──────── TASK INPUT

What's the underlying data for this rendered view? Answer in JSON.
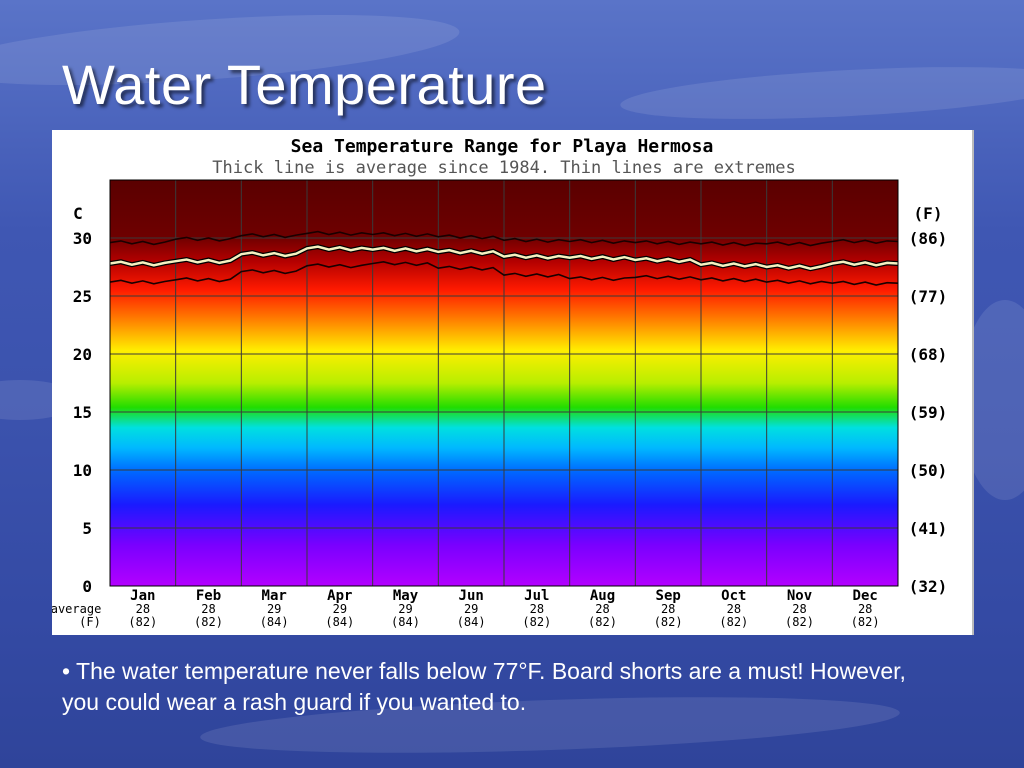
{
  "slide": {
    "title": "Water Temperature",
    "bullet": "• The water temperature never falls below 77°F. Board shorts are a must! However, you could wear a rash guard if you wanted to."
  },
  "chart_data": {
    "type": "line",
    "title": "Sea Temperature Range for Playa Hermosa",
    "subtitle": "Thick line is average since 1984. Thin lines are extremes",
    "y_left_unit": "C",
    "y_right_unit": "(F)",
    "ylim": [
      0,
      35
    ],
    "y_ticks_c": [
      0,
      5,
      10,
      15,
      20,
      25,
      30
    ],
    "y_ticks_f": [
      "(32)",
      "(41)",
      "(50)",
      "(59)",
      "(68)",
      "(77)",
      "(86)"
    ],
    "categories": [
      "Jan",
      "Feb",
      "Mar",
      "Apr",
      "May",
      "Jun",
      "Jul",
      "Aug",
      "Sep",
      "Oct",
      "Nov",
      "Dec"
    ],
    "average_label": "average",
    "average_unit_label": "(F)",
    "average_c": [
      "28",
      "28",
      "29",
      "29",
      "29",
      "29",
      "28",
      "28",
      "28",
      "28",
      "28",
      "28"
    ],
    "average_f": [
      "(82)",
      "(82)",
      "(84)",
      "(84)",
      "(84)",
      "(84)",
      "(82)",
      "(82)",
      "(82)",
      "(82)",
      "(82)",
      "(82)"
    ],
    "series": [
      {
        "role": "average",
        "values": [
          27.8,
          28.0,
          28.6,
          29.1,
          29.0,
          28.8,
          28.4,
          28.3,
          28.1,
          27.7,
          27.5,
          27.8
        ]
      },
      {
        "role": "max",
        "values": [
          29.6,
          29.9,
          30.2,
          30.4,
          30.3,
          30.1,
          29.8,
          29.7,
          29.6,
          29.5,
          29.5,
          29.7
        ]
      },
      {
        "role": "min",
        "values": [
          26.2,
          26.4,
          27.1,
          27.6,
          27.8,
          27.4,
          26.8,
          26.5,
          26.6,
          26.4,
          26.2,
          26.1
        ]
      }
    ],
    "grid": true,
    "colors": {
      "average": "#f5f0c0",
      "extremes": "#1a0000",
      "grid": "#3a3a3a",
      "frame": "#000000",
      "text": "#000000"
    }
  }
}
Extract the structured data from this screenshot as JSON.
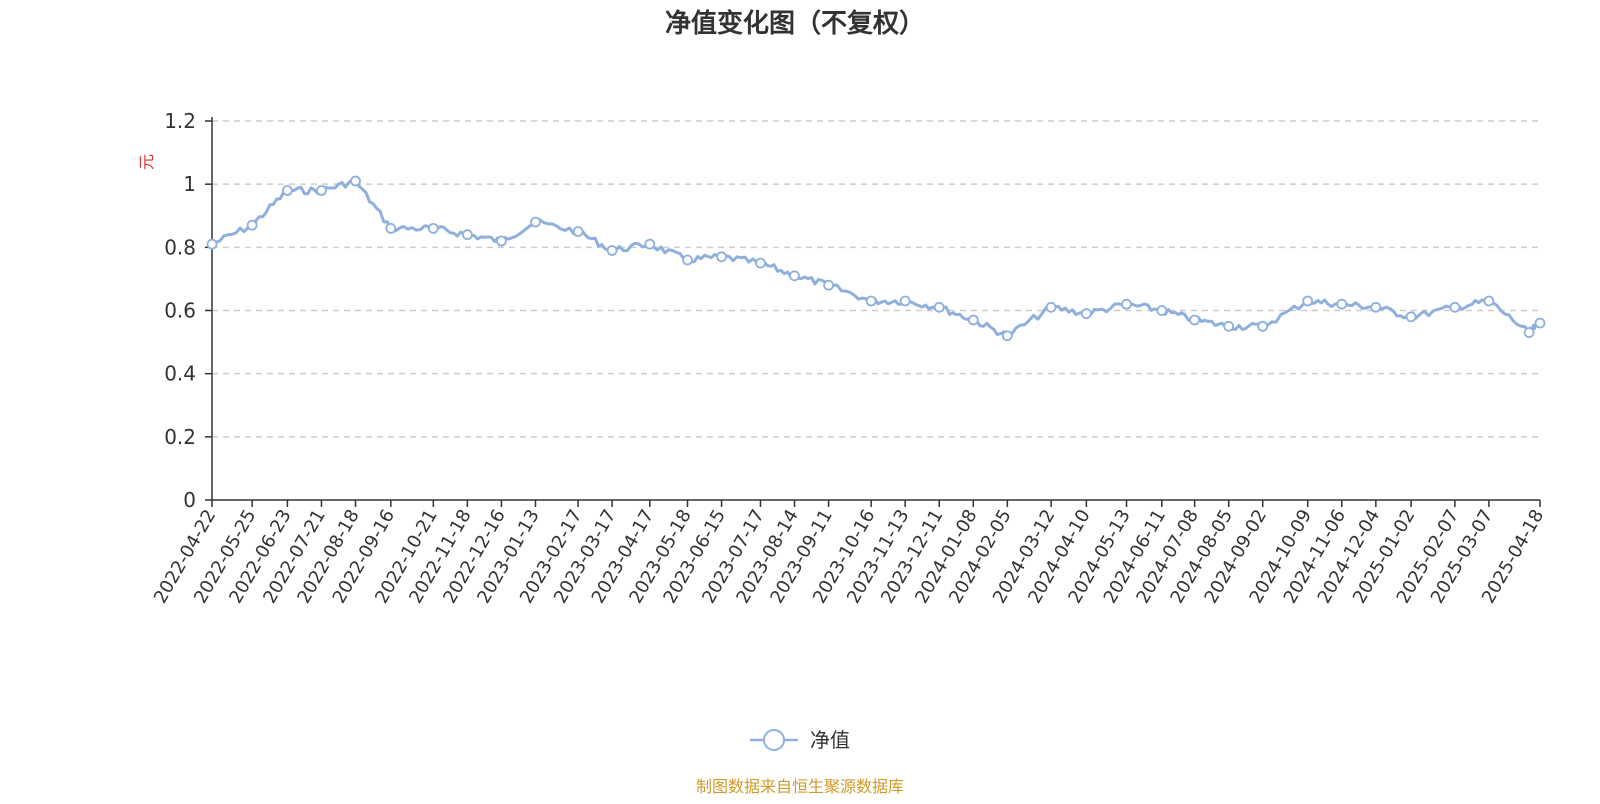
{
  "chart_data": {
    "type": "line",
    "title": "净值变化图（不复权）",
    "ylabel": "元",
    "ylim": [
      0,
      1.2
    ],
    "yticks": [
      "0",
      "0.2",
      "0.4",
      "0.6",
      "0.8",
      "1",
      "1.2"
    ],
    "grid": true,
    "legend_position": "bottom-center",
    "x_tick_labels": [
      "2022-04-22",
      "2022-05-25",
      "2022-06-23",
      "2022-07-21",
      "2022-08-18",
      "2022-09-16",
      "2022-10-21",
      "2022-11-18",
      "2022-12-16",
      "2023-01-13",
      "2023-02-17",
      "2023-03-17",
      "2023-04-17",
      "2023-05-18",
      "2023-06-15",
      "2023-07-17",
      "2023-08-14",
      "2023-09-11",
      "2023-10-16",
      "2023-11-13",
      "2023-12-11",
      "2024-01-08",
      "2024-02-05",
      "2024-03-12",
      "2024-04-10",
      "2024-05-13",
      "2024-06-11",
      "2024-07-08",
      "2024-08-05",
      "2024-09-02",
      "2024-10-09",
      "2024-11-06",
      "2024-12-04",
      "2025-01-02",
      "2025-02-07",
      "2025-03-07",
      "2025-04-18"
    ],
    "series": [
      {
        "name": "净值",
        "color": "#8fb0dd",
        "x": [
          "2022-04-22",
          "2022-05-25",
          "2022-06-23",
          "2022-07-21",
          "2022-08-18",
          "2022-09-16",
          "2022-10-21",
          "2022-11-18",
          "2022-12-16",
          "2023-01-13",
          "2023-02-17",
          "2023-03-17",
          "2023-04-17",
          "2023-05-18",
          "2023-06-15",
          "2023-07-17",
          "2023-08-14",
          "2023-09-11",
          "2023-10-16",
          "2023-11-13",
          "2023-12-11",
          "2024-01-08",
          "2024-02-05",
          "2024-03-12",
          "2024-04-10",
          "2024-05-13",
          "2024-06-11",
          "2024-07-08",
          "2024-08-05",
          "2024-09-02",
          "2024-10-09",
          "2024-11-06",
          "2024-12-04",
          "2025-01-02",
          "2025-02-07",
          "2025-03-07",
          "2025-04-09",
          "2025-04-18"
        ],
        "values": [
          0.81,
          0.87,
          0.98,
          0.98,
          1.01,
          0.86,
          0.86,
          0.84,
          0.82,
          0.88,
          0.85,
          0.79,
          0.81,
          0.76,
          0.77,
          0.75,
          0.71,
          0.68,
          0.63,
          0.63,
          0.61,
          0.57,
          0.52,
          0.61,
          0.59,
          0.62,
          0.6,
          0.57,
          0.55,
          0.55,
          0.63,
          0.62,
          0.61,
          0.58,
          0.61,
          0.63,
          0.53,
          0.56
        ]
      }
    ]
  },
  "footer": {
    "source_text": "制图数据来自恒生聚源数据库",
    "source_color": "#d09a2a"
  }
}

────────────────

**WRITTEN TASK**
Without the pictures, write out every entry precisely as it appears.

**WRITTEN REPLY**
What's the underlying data for this rendered view? Answer in JSON.
{
  "slide": {
    "title": "Water Temperature",
    "bullet": "• The water temperature never falls below 77°F. Board shorts are a must! However, you could wear a rash guard if you wanted to."
  },
  "chart_data": {
    "type": "line",
    "title": "Sea Temperature Range for Playa Hermosa",
    "subtitle": "Thick line is average since 1984. Thin lines are extremes",
    "y_left_unit": "C",
    "y_right_unit": "(F)",
    "ylim": [
      0,
      35
    ],
    "y_ticks_c": [
      0,
      5,
      10,
      15,
      20,
      25,
      30
    ],
    "y_ticks_f": [
      "(32)",
      "(41)",
      "(50)",
      "(59)",
      "(68)",
      "(77)",
      "(86)"
    ],
    "categories": [
      "Jan",
      "Feb",
      "Mar",
      "Apr",
      "May",
      "Jun",
      "Jul",
      "Aug",
      "Sep",
      "Oct",
      "Nov",
      "Dec"
    ],
    "average_label": "average",
    "average_unit_label": "(F)",
    "average_c": [
      "28",
      "28",
      "29",
      "29",
      "29",
      "29",
      "28",
      "28",
      "28",
      "28",
      "28",
      "28"
    ],
    "average_f": [
      "(82)",
      "(82)",
      "(84)",
      "(84)",
      "(84)",
      "(84)",
      "(82)",
      "(82)",
      "(82)",
      "(82)",
      "(82)",
      "(82)"
    ],
    "series": [
      {
        "role": "average",
        "values": [
          27.8,
          28.0,
          28.6,
          29.1,
          29.0,
          28.8,
          28.4,
          28.3,
          28.1,
          27.7,
          27.5,
          27.8
        ]
      },
      {
        "role": "max",
        "values": [
          29.6,
          29.9,
          30.2,
          30.4,
          30.3,
          30.1,
          29.8,
          29.7,
          29.6,
          29.5,
          29.5,
          29.7
        ]
      },
      {
        "role": "min",
        "values": [
          26.2,
          26.4,
          27.1,
          27.6,
          27.8,
          27.4,
          26.8,
          26.5,
          26.6,
          26.4,
          26.2,
          26.1
        ]
      }
    ],
    "grid": true,
    "colors": {
      "average": "#f5f0c0",
      "extremes": "#1a0000",
      "grid": "#3a3a3a",
      "frame": "#000000",
      "text": "#000000"
    }
  }
}
Extract the structured data from this screenshot as JSON.
{
  "chart_data": {
    "type": "line",
    "title": "净值变化图（不复权）",
    "ylabel": "元",
    "ylim": [
      0,
      1.2
    ],
    "yticks": [
      "0",
      "0.2",
      "0.4",
      "0.6",
      "0.8",
      "1",
      "1.2"
    ],
    "grid": true,
    "legend_position": "bottom-center",
    "x_tick_labels": [
      "2022-04-22",
      "2022-05-25",
      "2022-06-23",
      "2022-07-21",
      "2022-08-18",
      "2022-09-16",
      "2022-10-21",
      "2022-11-18",
      "2022-12-16",
      "2023-01-13",
      "2023-02-17",
      "2023-03-17",
      "2023-04-17",
      "2023-05-18",
      "2023-06-15",
      "2023-07-17",
      "2023-08-14",
      "2023-09-11",
      "2023-10-16",
      "2023-11-13",
      "2023-12-11",
      "2024-01-08",
      "2024-02-05",
      "2024-03-12",
      "2024-04-10",
      "2024-05-13",
      "2024-06-11",
      "2024-07-08",
      "2024-08-05",
      "2024-09-02",
      "2024-10-09",
      "2024-11-06",
      "2024-12-04",
      "2025-01-02",
      "2025-02-07",
      "2025-03-07",
      "2025-04-18"
    ],
    "series": [
      {
        "name": "净值",
        "color": "#8fb0dd",
        "x": [
          "2022-04-22",
          "2022-05-25",
          "2022-06-23",
          "2022-07-21",
          "2022-08-18",
          "2022-09-16",
          "2022-10-21",
          "2022-11-18",
          "2022-12-16",
          "2023-01-13",
          "2023-02-17",
          "2023-03-17",
          "2023-04-17",
          "2023-05-18",
          "2023-06-15",
          "2023-07-17",
          "2023-08-14",
          "2023-09-11",
          "2023-10-16",
          "2023-11-13",
          "2023-12-11",
          "2024-01-08",
          "2024-02-05",
          "2024-03-12",
          "2024-04-10",
          "2024-05-13",
          "2024-06-11",
          "2024-07-08",
          "2024-08-05",
          "2024-09-02",
          "2024-10-09",
          "2024-11-06",
          "2024-12-04",
          "2025-01-02",
          "2025-02-07",
          "2025-03-07",
          "2025-04-09",
          "2025-04-18"
        ],
        "values": [
          0.81,
          0.87,
          0.98,
          0.98,
          1.01,
          0.86,
          0.86,
          0.84,
          0.82,
          0.88,
          0.85,
          0.79,
          0.81,
          0.76,
          0.77,
          0.75,
          0.71,
          0.68,
          0.63,
          0.63,
          0.61,
          0.57,
          0.52,
          0.61,
          0.59,
          0.62,
          0.6,
          0.57,
          0.55,
          0.55,
          0.63,
          0.62,
          0.61,
          0.58,
          0.61,
          0.63,
          0.53,
          0.56
        ]
      }
    ]
  },
  "footer": {
    "source_text": "制图数据来自恒生聚源数据库",
    "source_color": "#d09a2a"
  }
}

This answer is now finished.